Element box records
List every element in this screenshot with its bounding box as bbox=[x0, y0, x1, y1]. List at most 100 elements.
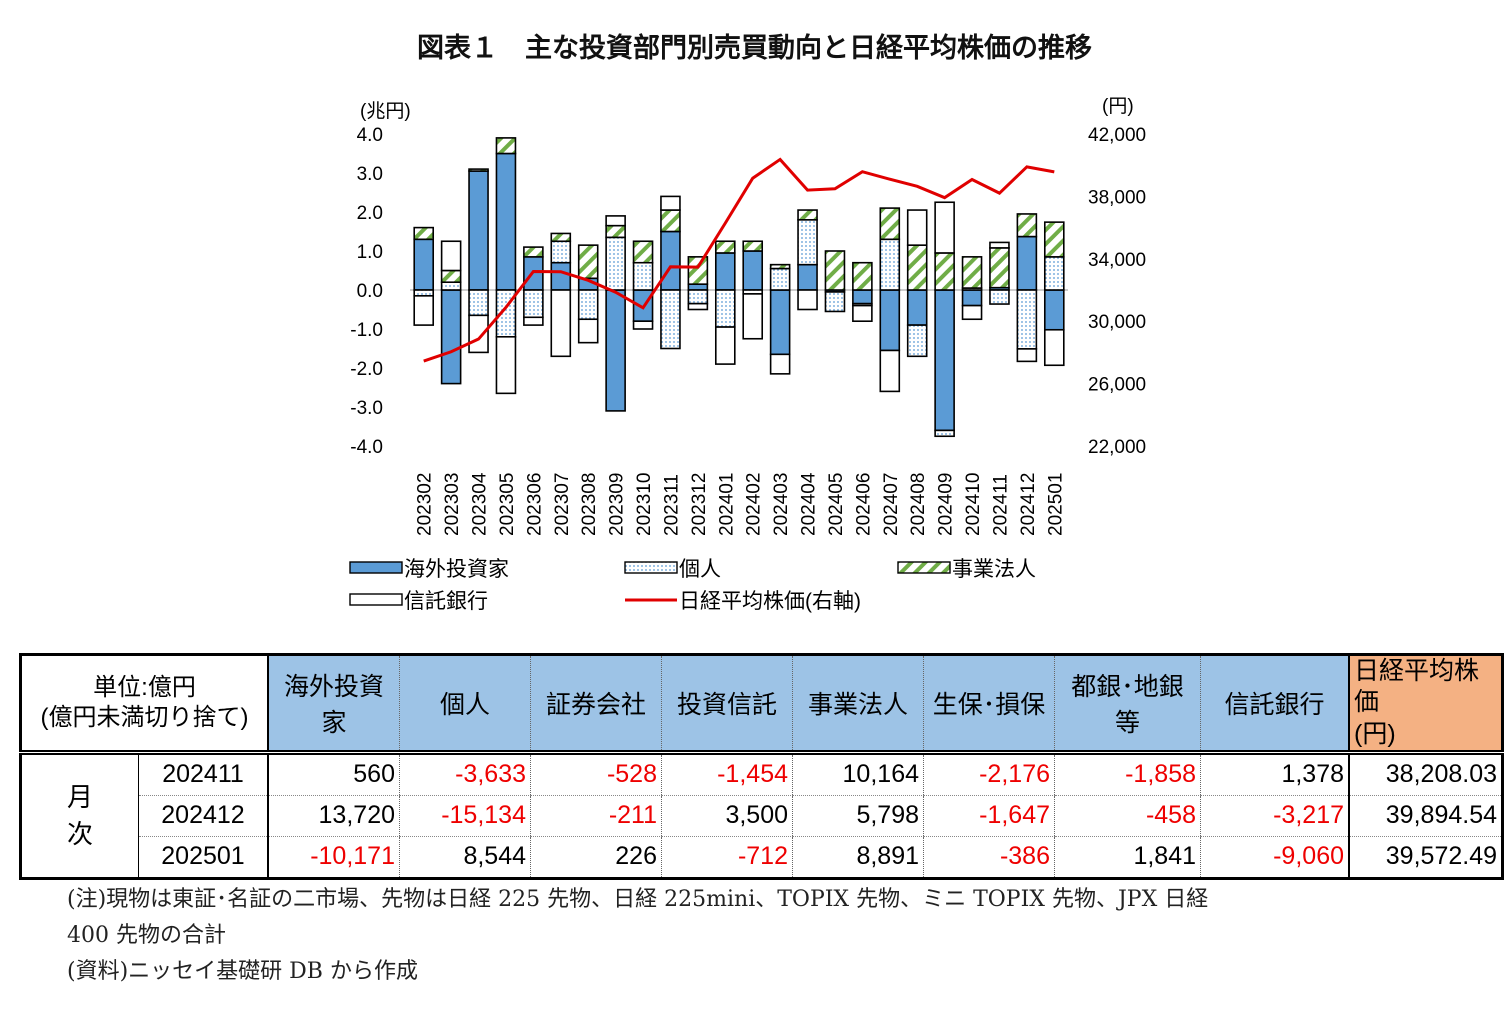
x-tick-label: 202405 bbox=[826, 473, 847, 536]
x-tick-label: 202302 bbox=[415, 473, 436, 536]
y-tick-label: 4.0 bbox=[357, 125, 383, 146]
bar-corporate bbox=[550, 232, 572, 243]
bar-corporate bbox=[413, 226, 435, 241]
y2-tick-label: 22,000 bbox=[1088, 437, 1146, 458]
bar-trust-bank bbox=[906, 209, 928, 246]
table-cell: -528 bbox=[530, 752, 662, 796]
bar-corporate bbox=[906, 244, 928, 291]
x-tick-label: 202308 bbox=[579, 473, 600, 536]
bar-corporate bbox=[1016, 213, 1038, 238]
bar-trust-bank bbox=[961, 304, 983, 321]
bar-trust-bank bbox=[769, 353, 791, 375]
nikkei-cell: 39,894.54 bbox=[1348, 795, 1503, 837]
unit-note: (億円未満切り捨て) bbox=[40, 703, 249, 731]
x-tick-label: 202304 bbox=[470, 472, 491, 536]
table-cell: -458 bbox=[1054, 795, 1201, 837]
right-axis-label: (円) bbox=[1102, 96, 1134, 117]
x-tick-label: 202307 bbox=[552, 473, 573, 536]
x-tick-label: 202401 bbox=[716, 473, 737, 536]
nikkei-cell: 39,572.49 bbox=[1348, 836, 1503, 879]
stacked-bar-line-chart: (兆円) (円) 4.0 3.0 2.0 1.0 0.0 -1.0 -2.0 -3.0 -4.0 42… bbox=[349, 96, 1146, 613]
period-label-1: 月 bbox=[66, 782, 93, 813]
table-cell: 1,378 bbox=[1200, 752, 1349, 796]
bar-corporate bbox=[660, 209, 681, 233]
bar-individual bbox=[824, 291, 846, 313]
bar-corporate bbox=[989, 247, 1010, 289]
table-cell: -1,454 bbox=[661, 752, 793, 796]
table-cell: 8,544 bbox=[399, 836, 531, 879]
table-cell: -211 bbox=[530, 795, 662, 837]
bar-corporate bbox=[632, 240, 654, 264]
table-cell: -386 bbox=[923, 836, 1055, 879]
bar-corporate bbox=[1043, 221, 1065, 258]
y-tick-label: 0.0 bbox=[357, 281, 383, 302]
bar-trust-bank bbox=[852, 304, 873, 323]
bar-trust-bank bbox=[742, 293, 764, 340]
x-tick-label: 202402 bbox=[744, 473, 765, 536]
table-row: 月次 202411 560 -3,633 -528 -1,454 10,164 -2,176-… bbox=[20, 752, 1503, 879]
bar-foreign bbox=[1016, 235, 1038, 291]
bar-foreign bbox=[1043, 289, 1065, 331]
bar-corporate bbox=[495, 137, 517, 155]
unit-label: 単位:億円 bbox=[93, 673, 196, 701]
y2-tick-label: 42,000 bbox=[1088, 125, 1146, 146]
bar-trust-bank bbox=[934, 201, 955, 254]
table-cell: 10,164 bbox=[792, 752, 924, 796]
row-month: 202412 bbox=[138, 795, 269, 837]
table-row: 202412 13,720 -15,134 -211 3,500 5,798 -1,647-… bbox=[21, 795, 1503, 837]
x-tick-label: 202404 bbox=[799, 472, 820, 536]
bar-individual bbox=[934, 429, 955, 438]
bar-corporate bbox=[961, 256, 983, 289]
bar-foreign bbox=[660, 230, 681, 291]
x-tick-label: 202309 bbox=[607, 473, 628, 536]
period-label: 月次 bbox=[20, 752, 139, 879]
x-tick-label: 202412 bbox=[1018, 473, 1039, 536]
y-tick-label: 1.0 bbox=[357, 242, 383, 263]
bar-foreign bbox=[550, 261, 572, 291]
bar-foreign bbox=[413, 238, 435, 291]
bar-trust-bank bbox=[1043, 328, 1065, 367]
y-tick-label: -2.0 bbox=[350, 359, 383, 380]
bar-individual bbox=[660, 289, 681, 350]
bar-trust-bank bbox=[495, 335, 517, 395]
bar-foreign bbox=[440, 289, 462, 385]
legend-swatch bbox=[349, 593, 403, 606]
x-tick-label: 202310 bbox=[634, 473, 655, 536]
x-tick-label: 202411 bbox=[990, 474, 1011, 536]
table-row: 202501 -10,171 8,544 226 -712 8,891 -386 1,841-… bbox=[21, 836, 1503, 879]
nikkei-header: 日経平均株価 (円) bbox=[1348, 654, 1503, 755]
col-header: 信託銀行 bbox=[1200, 654, 1349, 755]
table-cell: -3,633 bbox=[399, 752, 531, 796]
bar-foreign bbox=[934, 289, 955, 432]
table-cell: -1,858 bbox=[1054, 752, 1201, 796]
table-cell: 3,500 bbox=[661, 795, 793, 837]
bar-trust-bank bbox=[797, 289, 818, 311]
bar-trust-bank bbox=[523, 316, 544, 326]
bar-trust-bank bbox=[1016, 348, 1038, 363]
bar-foreign bbox=[605, 289, 626, 412]
bar-individual bbox=[879, 238, 901, 291]
table-cell: -15,134 bbox=[399, 795, 531, 837]
bar-individual bbox=[769, 267, 791, 291]
bar-individual bbox=[1043, 256, 1065, 291]
legend-label: 事業法人 bbox=[952, 558, 1036, 581]
left-axis-label: (兆円) bbox=[360, 100, 411, 122]
bar-trust-bank bbox=[714, 326, 736, 365]
bar-trust-bank bbox=[660, 195, 681, 211]
bar-individual bbox=[605, 236, 626, 291]
x-tick-label: 202403 bbox=[771, 473, 792, 536]
bar-foreign bbox=[879, 289, 901, 352]
table-cell: 226 bbox=[530, 836, 662, 879]
bar-corporate bbox=[934, 252, 955, 291]
bar-corporate bbox=[523, 246, 544, 258]
bar-corporate bbox=[714, 240, 736, 254]
table-cell: -1,647 bbox=[923, 795, 1055, 837]
bar-foreign bbox=[797, 263, 818, 291]
note-line: (注)現物は東証･名証の二市場、先物は日経 225 先物、日経 225mini、… bbox=[67, 887, 1209, 912]
table-cell: 5,798 bbox=[792, 795, 924, 837]
legend-swatch bbox=[349, 561, 403, 574]
bar-corporate bbox=[605, 224, 626, 239]
bar-corporate bbox=[687, 256, 709, 285]
x-tick-label: 202408 bbox=[908, 473, 929, 536]
bar-corporate bbox=[797, 209, 818, 221]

• [TASK TO CARRY OUT] Repeat the lines of every row above word for word, omitting the pictures.

• [ANSWER BELOW]
List every element in this screenshot with its bounding box as bbox=[x0, y0, x1, y1]. List at most 100 elements.
x-tick-label: 202405 bbox=[826, 473, 847, 536]
x-tick-label: 202302 bbox=[415, 473, 436, 536]
y-tick-label: 4.0 bbox=[357, 125, 383, 146]
bar-corporate bbox=[550, 232, 572, 243]
bar-corporate bbox=[413, 226, 435, 241]
y2-tick-label: 22,000 bbox=[1088, 437, 1146, 458]
bar-trust-bank bbox=[906, 209, 928, 246]
table-cell: -528 bbox=[530, 752, 662, 796]
bar-corporate bbox=[906, 244, 928, 291]
x-tick-label: 202308 bbox=[579, 473, 600, 536]
bar-corporate bbox=[1016, 213, 1038, 238]
bar-trust-bank bbox=[961, 304, 983, 321]
bar-trust-bank bbox=[769, 353, 791, 375]
nikkei-cell: 39,894.54 bbox=[1348, 795, 1503, 837]
unit-note: (億円未満切り捨て) bbox=[40, 703, 249, 731]
x-tick-label: 202304 bbox=[470, 472, 491, 536]
table-cell: -458 bbox=[1054, 795, 1201, 837]
right-axis-label: (円) bbox=[1102, 96, 1134, 117]
x-tick-label: 202307 bbox=[552, 473, 573, 536]
x-tick-label: 202401 bbox=[716, 473, 737, 536]
nikkei-cell: 39,572.49 bbox=[1348, 836, 1503, 879]
stacked-bar-line-chart: (兆円) (円) 4.0 3.0 2.0 1.0 0.0 -1.0 -2.0 -3.0 -4.0 42… bbox=[349, 96, 1146, 613]
period-label-1: 月 bbox=[66, 782, 93, 813]
table-cell: 1,378 bbox=[1200, 752, 1349, 796]
bar-corporate bbox=[660, 209, 681, 233]
bar-individual bbox=[824, 291, 846, 313]
bar-corporate bbox=[989, 247, 1010, 289]
table-cell: -1,454 bbox=[661, 752, 793, 796]
table-cell: 8,544 bbox=[399, 836, 531, 879]
table-cell: -211 bbox=[530, 795, 662, 837]
bar-corporate bbox=[632, 240, 654, 264]
table-cell: -386 bbox=[923, 836, 1055, 879]
bar-corporate bbox=[1043, 221, 1065, 258]
y-tick-label: 0.0 bbox=[357, 281, 383, 302]
bar-trust-bank bbox=[852, 304, 873, 323]
bar-trust-bank bbox=[742, 293, 764, 340]
x-tick-label: 202402 bbox=[744, 473, 765, 536]
table-row: 月次 202411 560 -3,633 -528 -1,454 10,164 -2,176-… bbox=[20, 752, 1503, 879]
bar-foreign bbox=[1016, 235, 1038, 291]
bar-foreign bbox=[1043, 289, 1065, 331]
bar-corporate bbox=[495, 137, 517, 155]
unit-label: 単位:億円 bbox=[93, 673, 196, 701]
y2-tick-label: 42,000 bbox=[1088, 125, 1146, 146]
bar-trust-bank bbox=[934, 201, 955, 254]
table-cell: 10,164 bbox=[792, 752, 924, 796]
row-month: 202412 bbox=[138, 795, 269, 837]
table-row: 202412 13,720 -15,134 -211 3,500 5,798 -1,647-… bbox=[21, 795, 1503, 837]
x-tick-label: 202404 bbox=[799, 472, 820, 536]
bar-individual bbox=[934, 429, 955, 438]
bar-corporate bbox=[961, 256, 983, 289]
bar-foreign bbox=[660, 230, 681, 291]
x-tick-label: 202309 bbox=[607, 473, 628, 536]
period-label: 月次 bbox=[20, 752, 139, 879]
x-tick-label: 202412 bbox=[1018, 473, 1039, 536]
y-tick-label: 1.0 bbox=[357, 242, 383, 263]
bar-foreign bbox=[550, 261, 572, 291]
bar-foreign bbox=[413, 238, 435, 291]
bar-trust-bank bbox=[1043, 328, 1065, 367]
y-tick-label: -2.0 bbox=[350, 359, 383, 380]
bar-individual bbox=[660, 289, 681, 350]
bar-trust-bank bbox=[495, 335, 517, 395]
bar-foreign bbox=[440, 289, 462, 385]
legend-swatch bbox=[349, 593, 403, 606]
x-tick-label: 202310 bbox=[634, 473, 655, 536]
x-tick-label: 202411 bbox=[990, 474, 1011, 536]
table-row: 202501 -10,171 8,544 226 -712 8,891 -386 1,841-… bbox=[21, 836, 1503, 879]
nikkei-header: 日経平均株価 (円) bbox=[1348, 654, 1503, 755]
col-header: 信託銀行 bbox=[1200, 654, 1349, 755]
table-cell: -3,633 bbox=[399, 752, 531, 796]
bar-foreign bbox=[934, 289, 955, 432]
table-cell: -1,858 bbox=[1054, 752, 1201, 796]
table-cell: 3,500 bbox=[661, 795, 793, 837]
bar-trust-bank bbox=[797, 289, 818, 311]
bar-trust-bank bbox=[523, 316, 544, 326]
bar-trust-bank bbox=[1016, 348, 1038, 363]
bar-foreign bbox=[605, 289, 626, 412]
bar-individual bbox=[879, 238, 901, 291]
table-cell: -15,134 bbox=[399, 795, 531, 837]
bar-individual bbox=[769, 267, 791, 291]
bar-individual bbox=[1043, 256, 1065, 291]
legend-label: 事業法人 bbox=[952, 558, 1036, 581]
left-axis-label: (兆円) bbox=[360, 100, 411, 122]
bar-trust-bank bbox=[714, 326, 736, 365]
bar-trust-bank bbox=[660, 195, 681, 211]
bar-individual bbox=[605, 236, 626, 291]
x-tick-label: 202403 bbox=[771, 473, 792, 536]
bar-foreign bbox=[879, 289, 901, 352]
table-cell: 226 bbox=[530, 836, 662, 879]
bar-corporate bbox=[934, 252, 955, 291]
bar-corporate bbox=[523, 246, 544, 258]
bar-corporate bbox=[714, 240, 736, 254]
table-cell: -1,647 bbox=[923, 795, 1055, 837]
bar-foreign bbox=[797, 263, 818, 291]
note-line: (注)現物は東証･名証の二市場、先物は日経 225 先物、日経 225mini、… bbox=[67, 887, 1209, 912]
table-cell: 5,798 bbox=[792, 795, 924, 837]
legend-swatch bbox=[349, 561, 403, 574]
bar-corporate bbox=[605, 224, 626, 239]
bar-corporate bbox=[687, 256, 709, 285]
x-tick-label: 202408 bbox=[908, 473, 929, 536]
bar-corporate bbox=[797, 209, 818, 221]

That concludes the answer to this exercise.